Task prompt
From the entries that follow, gather each line holding the word "value".

Rows from a figure dataset
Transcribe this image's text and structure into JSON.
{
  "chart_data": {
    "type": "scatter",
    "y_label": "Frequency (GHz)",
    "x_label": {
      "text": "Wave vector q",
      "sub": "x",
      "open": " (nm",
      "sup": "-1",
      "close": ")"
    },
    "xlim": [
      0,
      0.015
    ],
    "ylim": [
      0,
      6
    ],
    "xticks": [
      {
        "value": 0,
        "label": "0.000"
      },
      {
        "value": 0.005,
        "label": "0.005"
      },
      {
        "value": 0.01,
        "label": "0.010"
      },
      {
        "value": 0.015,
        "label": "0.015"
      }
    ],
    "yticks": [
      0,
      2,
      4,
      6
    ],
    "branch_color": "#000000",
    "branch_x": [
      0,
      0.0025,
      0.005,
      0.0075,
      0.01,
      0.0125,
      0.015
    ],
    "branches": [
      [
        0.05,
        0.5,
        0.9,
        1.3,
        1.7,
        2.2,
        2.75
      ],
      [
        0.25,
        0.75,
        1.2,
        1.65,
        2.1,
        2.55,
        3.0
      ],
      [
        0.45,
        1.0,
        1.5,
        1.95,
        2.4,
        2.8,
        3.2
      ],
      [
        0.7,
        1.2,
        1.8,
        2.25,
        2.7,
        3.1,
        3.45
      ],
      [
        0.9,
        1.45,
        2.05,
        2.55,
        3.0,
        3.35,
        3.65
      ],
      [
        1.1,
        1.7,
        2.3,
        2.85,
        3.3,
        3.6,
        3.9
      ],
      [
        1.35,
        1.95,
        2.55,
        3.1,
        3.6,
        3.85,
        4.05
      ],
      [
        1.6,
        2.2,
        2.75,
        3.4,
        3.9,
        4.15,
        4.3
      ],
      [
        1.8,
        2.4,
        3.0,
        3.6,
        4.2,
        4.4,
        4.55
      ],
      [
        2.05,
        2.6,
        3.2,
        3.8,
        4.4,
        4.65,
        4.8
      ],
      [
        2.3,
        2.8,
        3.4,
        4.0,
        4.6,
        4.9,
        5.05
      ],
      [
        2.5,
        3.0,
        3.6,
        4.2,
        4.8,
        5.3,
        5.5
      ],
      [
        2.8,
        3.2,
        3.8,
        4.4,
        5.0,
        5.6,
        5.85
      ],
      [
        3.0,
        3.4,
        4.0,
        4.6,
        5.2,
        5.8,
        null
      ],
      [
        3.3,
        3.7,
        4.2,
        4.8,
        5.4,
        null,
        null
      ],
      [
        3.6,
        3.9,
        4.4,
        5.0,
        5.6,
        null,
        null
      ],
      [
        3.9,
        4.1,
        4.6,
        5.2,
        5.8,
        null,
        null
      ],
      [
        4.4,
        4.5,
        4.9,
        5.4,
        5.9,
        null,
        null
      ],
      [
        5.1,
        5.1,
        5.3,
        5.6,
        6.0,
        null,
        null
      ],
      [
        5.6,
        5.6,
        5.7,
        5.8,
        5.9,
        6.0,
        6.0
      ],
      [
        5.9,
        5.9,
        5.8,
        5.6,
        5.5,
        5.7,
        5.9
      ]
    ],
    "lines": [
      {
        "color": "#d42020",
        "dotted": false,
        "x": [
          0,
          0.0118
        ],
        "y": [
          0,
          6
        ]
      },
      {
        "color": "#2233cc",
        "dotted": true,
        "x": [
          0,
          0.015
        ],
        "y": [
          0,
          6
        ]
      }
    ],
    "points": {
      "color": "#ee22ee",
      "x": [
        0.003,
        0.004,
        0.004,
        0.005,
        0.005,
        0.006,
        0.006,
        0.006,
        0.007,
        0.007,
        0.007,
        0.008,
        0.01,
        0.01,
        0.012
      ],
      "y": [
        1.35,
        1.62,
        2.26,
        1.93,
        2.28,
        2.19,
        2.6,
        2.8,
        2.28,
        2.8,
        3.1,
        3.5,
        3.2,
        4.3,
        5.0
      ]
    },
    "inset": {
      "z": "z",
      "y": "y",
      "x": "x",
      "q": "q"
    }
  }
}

Answer for this exercise
        "value": 0,
        "value": 0.005,
        "value": 0.01,
        "value": 0.015,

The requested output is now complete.